== Direction ==
Find the lines below that contain the word "Mexican" and count them. Only the number should be given.

== Collection entries ==
※ ※ ※

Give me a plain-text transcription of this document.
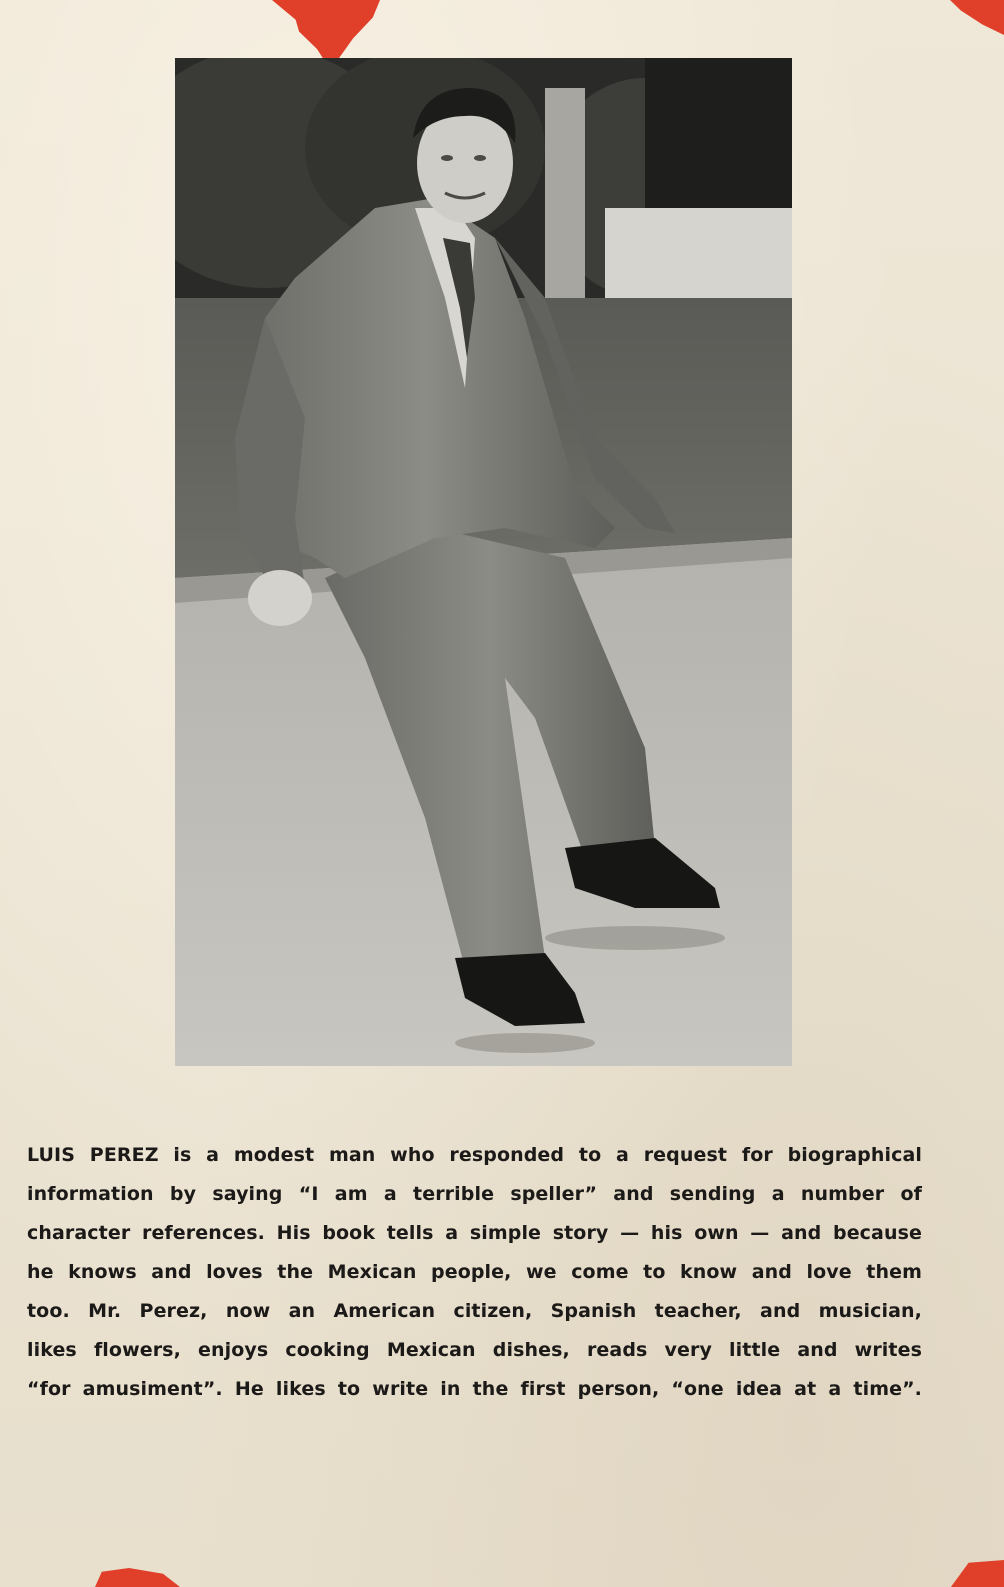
LUIS PEREZ is a modest man who responded to a request for biographical
information by saying “I am a terrible speller” and sending a number of
character references. His book tells a simple story — his own — and because
he knows and loves the Mexican people, we come to know and love them
too. Mr. Perez, now an American citizen, Spanish teacher, and musician,
likes flowers, enjoys cooking Mexican dishes, reads very little and writes
“for amusiment”. He likes to write in the first person, “one idea at a time”.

※ ※ ※

== Answer to the task ==
2